━━━ Supplied data

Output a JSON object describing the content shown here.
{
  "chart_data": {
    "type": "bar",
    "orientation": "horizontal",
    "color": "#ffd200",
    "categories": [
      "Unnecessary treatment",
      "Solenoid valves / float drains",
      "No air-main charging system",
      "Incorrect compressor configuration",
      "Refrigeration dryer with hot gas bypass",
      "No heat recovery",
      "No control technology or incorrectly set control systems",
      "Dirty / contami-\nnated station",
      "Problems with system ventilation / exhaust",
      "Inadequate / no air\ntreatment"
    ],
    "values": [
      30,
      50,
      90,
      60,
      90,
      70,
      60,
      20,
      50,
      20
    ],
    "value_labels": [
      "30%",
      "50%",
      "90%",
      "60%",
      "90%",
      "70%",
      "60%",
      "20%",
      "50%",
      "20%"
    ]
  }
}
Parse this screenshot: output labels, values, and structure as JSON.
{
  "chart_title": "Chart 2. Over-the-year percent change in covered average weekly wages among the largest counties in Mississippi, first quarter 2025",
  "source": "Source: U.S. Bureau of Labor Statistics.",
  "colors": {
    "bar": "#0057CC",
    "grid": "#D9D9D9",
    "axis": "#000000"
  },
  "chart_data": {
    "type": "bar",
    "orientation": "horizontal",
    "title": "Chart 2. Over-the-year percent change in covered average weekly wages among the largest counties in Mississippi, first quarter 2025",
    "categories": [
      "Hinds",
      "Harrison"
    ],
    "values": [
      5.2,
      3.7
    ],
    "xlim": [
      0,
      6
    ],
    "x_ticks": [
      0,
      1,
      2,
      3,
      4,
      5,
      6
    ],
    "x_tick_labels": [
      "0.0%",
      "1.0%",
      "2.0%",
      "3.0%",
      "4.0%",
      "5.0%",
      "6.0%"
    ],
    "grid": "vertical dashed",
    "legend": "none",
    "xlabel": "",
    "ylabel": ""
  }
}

━━━━━━

Beginning at the line that holds "Parse this screenshot: output", write out word for word each line through the end of the records.

Parse this screenshot: output labels, values, and structure as JSON.
{
  "chart_title": "Chart 2. Over-the-year percent change in covered average weekly wages among the largest counties in Mississippi, first quarter 2025",
  "source": "Source: U.S. Bureau of Labor Statistics.",
  "colors": {
    "bar": "#0057CC",
    "grid": "#D9D9D9",
    "axis": "#000000"
  },
  "chart_data": {
    "type": "bar",
    "orientation": "horizontal",
    "title": "Chart 2. Over-the-year percent change in covered average weekly wages among the largest counties in Mississippi, first quarter 2025",
    "categories": [
      "Hinds",
      "Harrison"
    ],
    "values": [
      5.2,
      3.7
    ],
    "xlim": [
      0,
      6
    ],
    "x_ticks": [
      0,
      1,
      2,
      3,
      4,
      5,
      6
    ],
    "x_tick_labels": [
      "0.0%",
      "1.0%",
      "2.0%",
      "3.0%",
      "4.0%",
      "5.0%",
      "6.0%"
    ],
    "grid": "vertical dashed",
    "legend": "none",
    "xlabel": "",
    "ylabel": ""
  }
}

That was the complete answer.